Aim of the task>
Find every line with the word "type". Copy those lines.

Given records>

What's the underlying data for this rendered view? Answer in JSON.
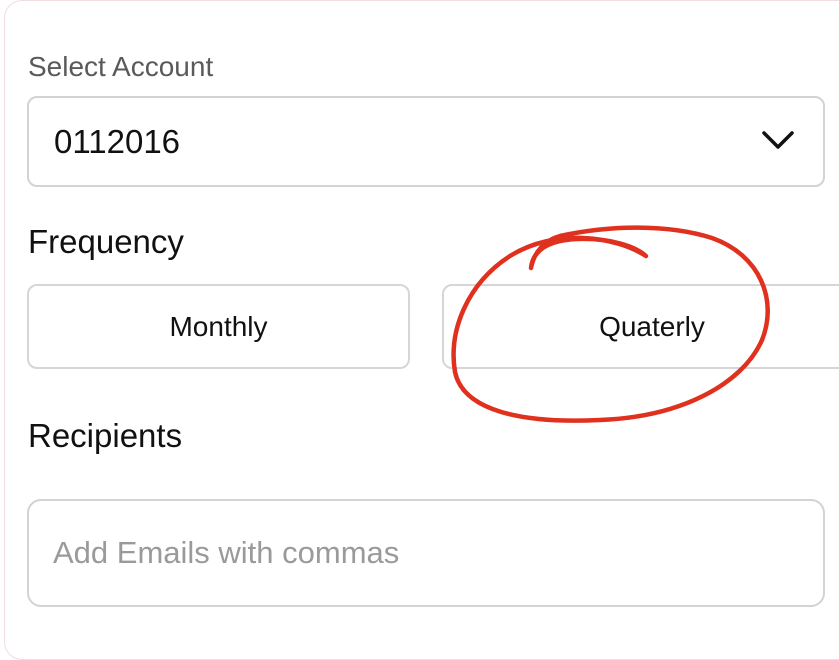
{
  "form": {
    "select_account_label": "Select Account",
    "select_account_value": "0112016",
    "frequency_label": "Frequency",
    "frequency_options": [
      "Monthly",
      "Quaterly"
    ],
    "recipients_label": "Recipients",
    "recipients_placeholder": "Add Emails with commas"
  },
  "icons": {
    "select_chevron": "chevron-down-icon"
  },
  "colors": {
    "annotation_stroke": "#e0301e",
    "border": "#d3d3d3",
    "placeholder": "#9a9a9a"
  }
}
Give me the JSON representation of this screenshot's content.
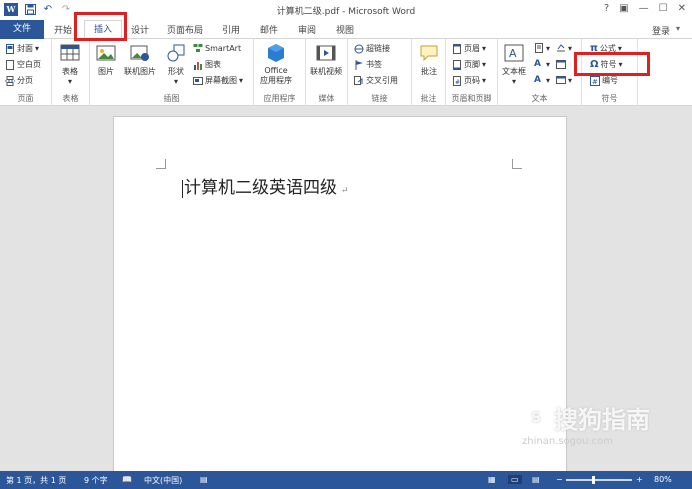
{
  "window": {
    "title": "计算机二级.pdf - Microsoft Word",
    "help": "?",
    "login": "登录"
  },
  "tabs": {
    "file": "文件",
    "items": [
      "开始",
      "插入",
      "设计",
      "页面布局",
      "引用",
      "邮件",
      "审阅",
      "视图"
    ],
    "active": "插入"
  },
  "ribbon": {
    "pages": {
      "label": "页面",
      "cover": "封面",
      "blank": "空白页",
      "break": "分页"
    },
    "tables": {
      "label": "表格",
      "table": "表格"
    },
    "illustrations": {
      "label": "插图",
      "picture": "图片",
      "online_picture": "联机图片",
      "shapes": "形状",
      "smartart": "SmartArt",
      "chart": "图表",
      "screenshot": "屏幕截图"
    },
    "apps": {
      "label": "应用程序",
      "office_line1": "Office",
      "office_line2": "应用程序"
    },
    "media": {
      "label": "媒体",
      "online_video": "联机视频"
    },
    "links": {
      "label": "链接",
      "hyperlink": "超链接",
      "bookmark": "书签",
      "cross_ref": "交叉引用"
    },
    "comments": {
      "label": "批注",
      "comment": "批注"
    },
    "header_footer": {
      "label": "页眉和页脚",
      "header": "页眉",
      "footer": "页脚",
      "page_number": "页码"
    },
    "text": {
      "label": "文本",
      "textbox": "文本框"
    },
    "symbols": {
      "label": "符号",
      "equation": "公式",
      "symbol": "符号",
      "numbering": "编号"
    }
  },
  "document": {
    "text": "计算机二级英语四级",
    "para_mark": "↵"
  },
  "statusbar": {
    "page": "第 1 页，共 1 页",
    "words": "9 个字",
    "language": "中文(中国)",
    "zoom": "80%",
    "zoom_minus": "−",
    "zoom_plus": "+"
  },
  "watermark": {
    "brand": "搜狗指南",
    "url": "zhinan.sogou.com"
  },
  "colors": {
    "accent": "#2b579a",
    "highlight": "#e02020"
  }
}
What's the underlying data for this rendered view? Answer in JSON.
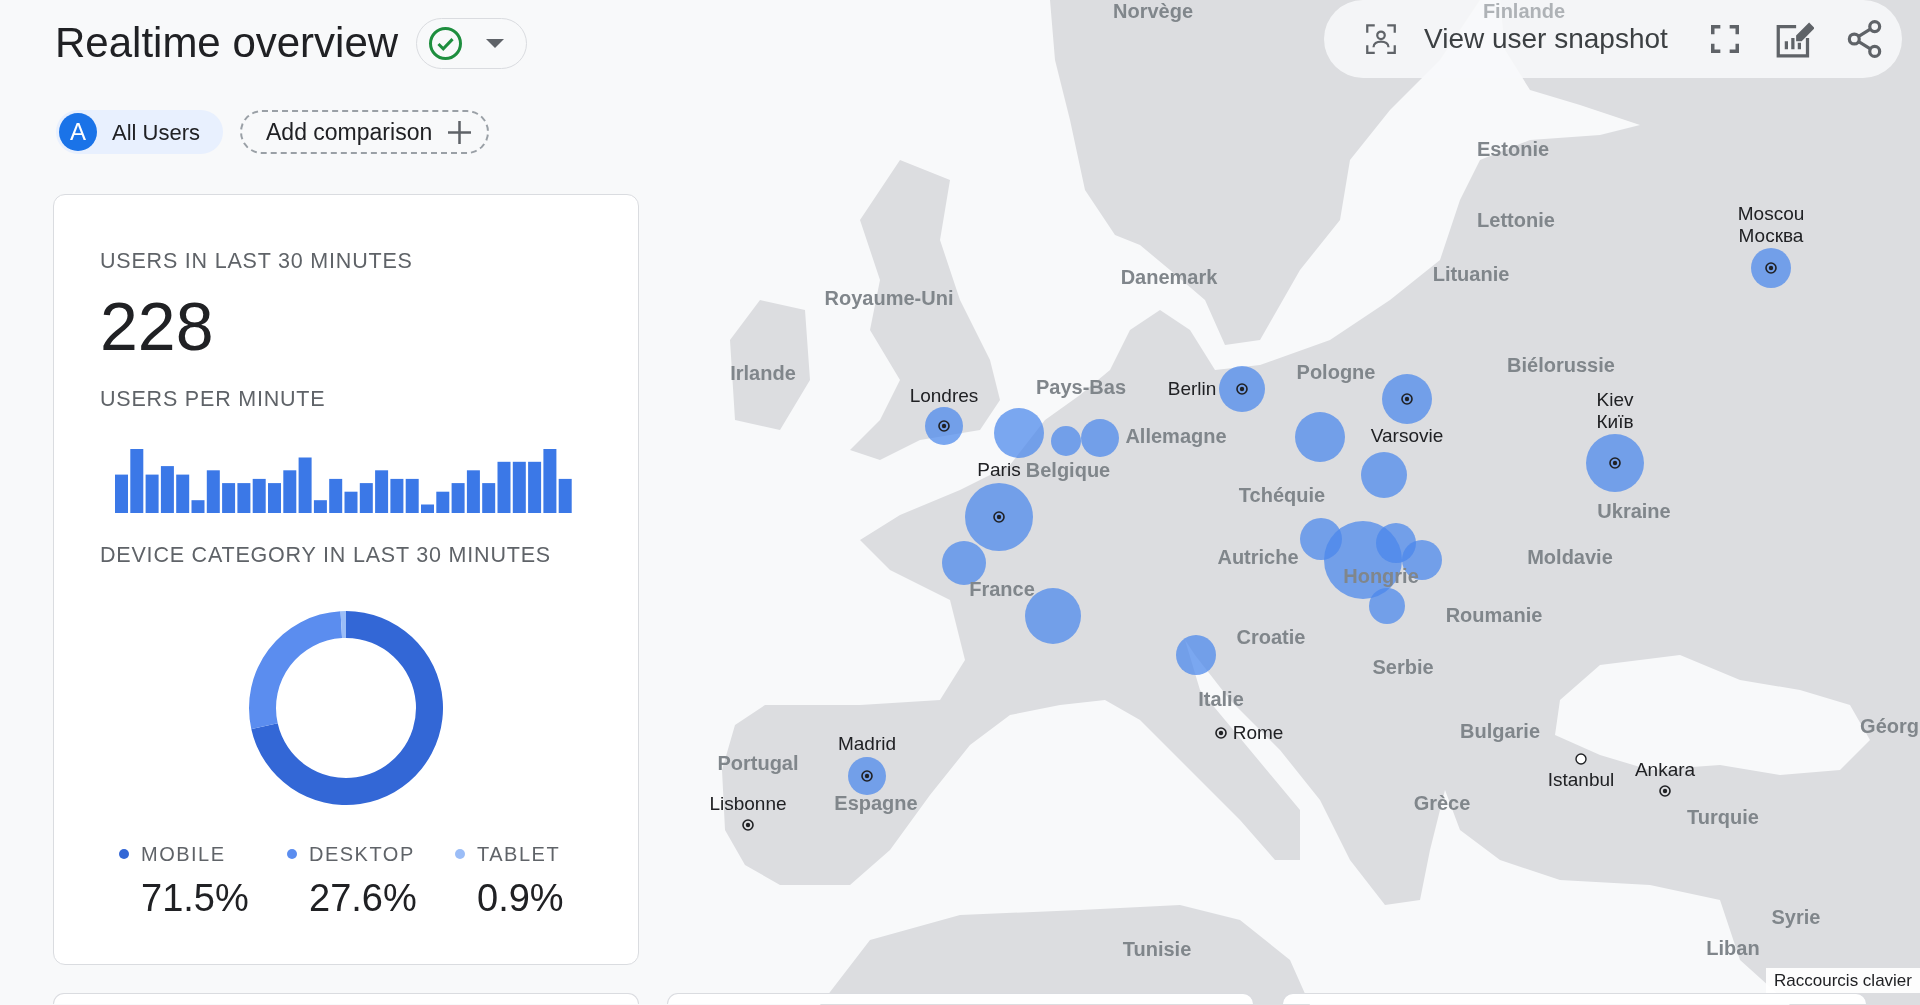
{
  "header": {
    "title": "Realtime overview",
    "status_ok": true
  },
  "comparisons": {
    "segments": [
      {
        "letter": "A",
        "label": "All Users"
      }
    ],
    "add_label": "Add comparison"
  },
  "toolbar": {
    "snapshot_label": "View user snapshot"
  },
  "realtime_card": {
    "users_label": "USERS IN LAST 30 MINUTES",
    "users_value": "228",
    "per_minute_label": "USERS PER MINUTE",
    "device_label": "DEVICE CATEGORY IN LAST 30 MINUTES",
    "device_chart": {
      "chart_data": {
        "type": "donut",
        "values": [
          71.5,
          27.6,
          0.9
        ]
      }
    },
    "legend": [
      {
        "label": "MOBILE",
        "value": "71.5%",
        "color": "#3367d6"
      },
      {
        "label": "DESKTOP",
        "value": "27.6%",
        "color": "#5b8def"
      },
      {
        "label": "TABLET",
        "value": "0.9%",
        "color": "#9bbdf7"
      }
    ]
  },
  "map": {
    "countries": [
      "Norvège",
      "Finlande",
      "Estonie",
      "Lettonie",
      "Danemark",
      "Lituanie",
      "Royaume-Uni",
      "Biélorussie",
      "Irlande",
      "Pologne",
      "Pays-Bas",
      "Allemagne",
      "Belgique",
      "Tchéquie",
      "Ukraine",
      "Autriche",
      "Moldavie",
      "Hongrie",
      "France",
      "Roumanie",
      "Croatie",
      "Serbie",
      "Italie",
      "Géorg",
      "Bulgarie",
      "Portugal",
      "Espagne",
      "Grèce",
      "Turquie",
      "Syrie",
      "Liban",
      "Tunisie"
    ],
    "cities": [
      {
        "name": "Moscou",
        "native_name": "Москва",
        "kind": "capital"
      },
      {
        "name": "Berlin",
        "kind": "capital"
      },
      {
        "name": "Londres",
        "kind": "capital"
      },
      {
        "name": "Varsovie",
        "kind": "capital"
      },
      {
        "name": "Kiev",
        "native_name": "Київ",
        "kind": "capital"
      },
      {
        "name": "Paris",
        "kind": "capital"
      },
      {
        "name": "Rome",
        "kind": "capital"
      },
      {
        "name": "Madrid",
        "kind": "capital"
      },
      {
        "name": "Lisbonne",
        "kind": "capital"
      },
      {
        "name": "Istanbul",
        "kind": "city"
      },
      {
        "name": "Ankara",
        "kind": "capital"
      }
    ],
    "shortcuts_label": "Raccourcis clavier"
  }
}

==

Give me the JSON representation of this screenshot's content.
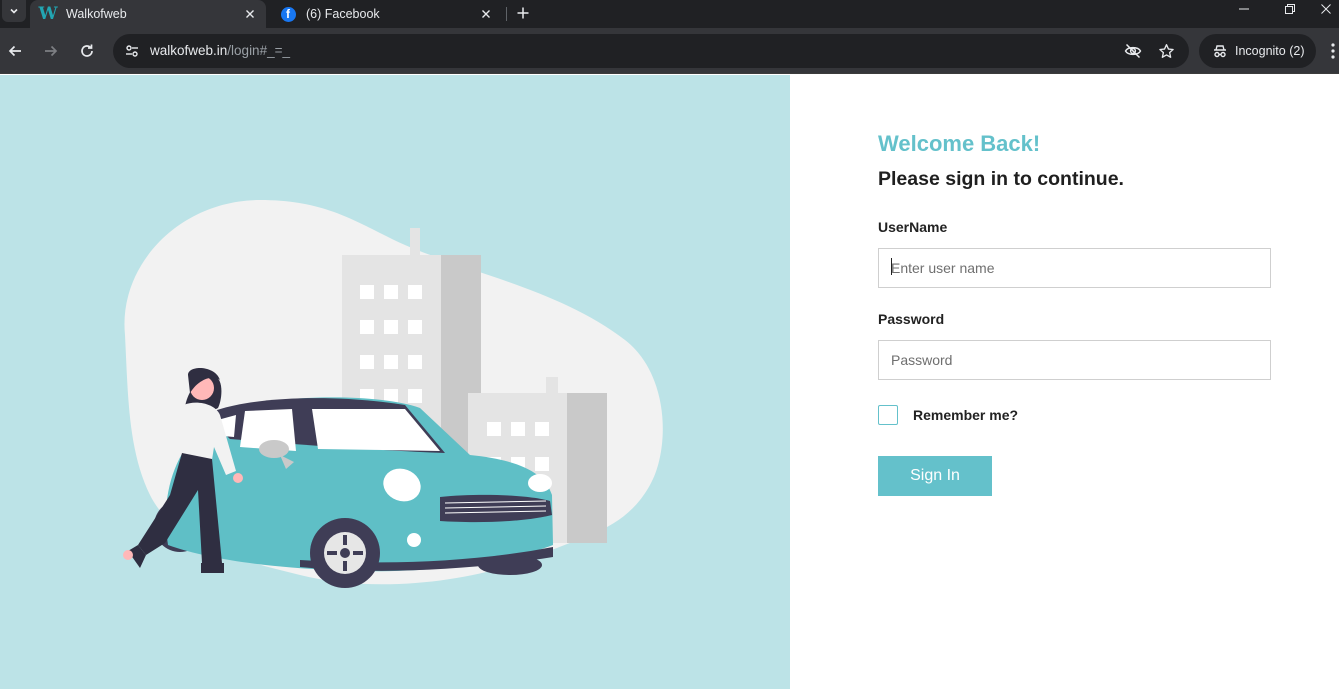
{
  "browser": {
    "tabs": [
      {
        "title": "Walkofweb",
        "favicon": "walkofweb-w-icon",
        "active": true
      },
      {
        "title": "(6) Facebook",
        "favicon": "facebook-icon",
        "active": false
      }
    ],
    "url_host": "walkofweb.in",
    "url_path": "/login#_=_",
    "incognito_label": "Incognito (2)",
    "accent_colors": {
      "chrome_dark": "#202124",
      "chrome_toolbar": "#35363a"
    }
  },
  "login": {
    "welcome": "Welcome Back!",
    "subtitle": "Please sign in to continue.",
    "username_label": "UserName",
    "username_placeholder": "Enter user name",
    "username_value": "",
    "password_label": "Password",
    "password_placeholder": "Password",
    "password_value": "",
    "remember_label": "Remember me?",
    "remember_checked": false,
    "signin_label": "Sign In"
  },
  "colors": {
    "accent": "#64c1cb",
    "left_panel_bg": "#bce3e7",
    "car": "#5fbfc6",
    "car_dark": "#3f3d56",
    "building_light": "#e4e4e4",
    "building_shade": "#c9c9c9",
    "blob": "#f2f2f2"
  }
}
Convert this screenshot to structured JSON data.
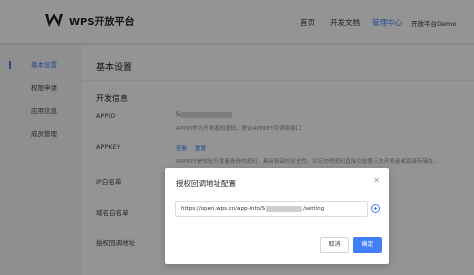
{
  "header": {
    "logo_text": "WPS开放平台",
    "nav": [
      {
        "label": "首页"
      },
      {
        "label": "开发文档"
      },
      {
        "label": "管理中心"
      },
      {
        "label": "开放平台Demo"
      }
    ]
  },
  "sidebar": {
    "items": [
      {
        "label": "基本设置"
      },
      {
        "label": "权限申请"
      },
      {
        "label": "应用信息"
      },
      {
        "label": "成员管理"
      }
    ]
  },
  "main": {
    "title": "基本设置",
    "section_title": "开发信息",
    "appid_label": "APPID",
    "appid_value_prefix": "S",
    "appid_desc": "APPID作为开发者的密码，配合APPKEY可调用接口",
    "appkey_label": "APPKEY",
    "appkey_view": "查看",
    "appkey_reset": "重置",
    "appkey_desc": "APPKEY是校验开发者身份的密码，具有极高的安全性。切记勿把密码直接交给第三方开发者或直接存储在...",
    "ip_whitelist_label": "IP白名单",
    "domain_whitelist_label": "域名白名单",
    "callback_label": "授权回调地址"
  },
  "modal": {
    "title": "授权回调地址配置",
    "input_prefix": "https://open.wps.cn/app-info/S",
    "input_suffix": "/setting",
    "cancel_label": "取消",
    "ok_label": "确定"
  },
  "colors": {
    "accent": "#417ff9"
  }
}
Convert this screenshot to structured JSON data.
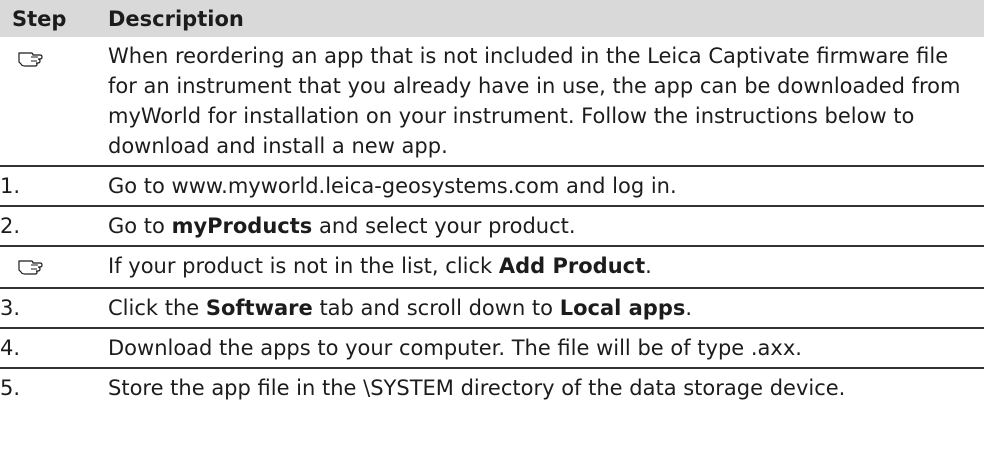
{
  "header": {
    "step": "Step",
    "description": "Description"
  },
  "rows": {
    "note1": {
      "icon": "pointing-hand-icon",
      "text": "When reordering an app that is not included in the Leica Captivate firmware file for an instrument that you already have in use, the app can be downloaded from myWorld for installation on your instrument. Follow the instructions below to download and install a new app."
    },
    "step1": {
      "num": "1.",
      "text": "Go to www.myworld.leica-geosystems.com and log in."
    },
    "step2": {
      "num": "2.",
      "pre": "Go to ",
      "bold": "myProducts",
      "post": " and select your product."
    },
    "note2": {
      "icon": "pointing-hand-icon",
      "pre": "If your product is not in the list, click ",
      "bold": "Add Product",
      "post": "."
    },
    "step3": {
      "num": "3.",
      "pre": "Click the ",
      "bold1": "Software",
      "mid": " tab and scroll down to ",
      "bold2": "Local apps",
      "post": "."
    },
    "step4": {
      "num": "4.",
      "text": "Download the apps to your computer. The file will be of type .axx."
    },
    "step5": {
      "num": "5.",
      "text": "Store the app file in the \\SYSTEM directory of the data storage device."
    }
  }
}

Task answer>
        "type": "donut",
      "text": "Download the apps to your computer. The file will be of type .axx."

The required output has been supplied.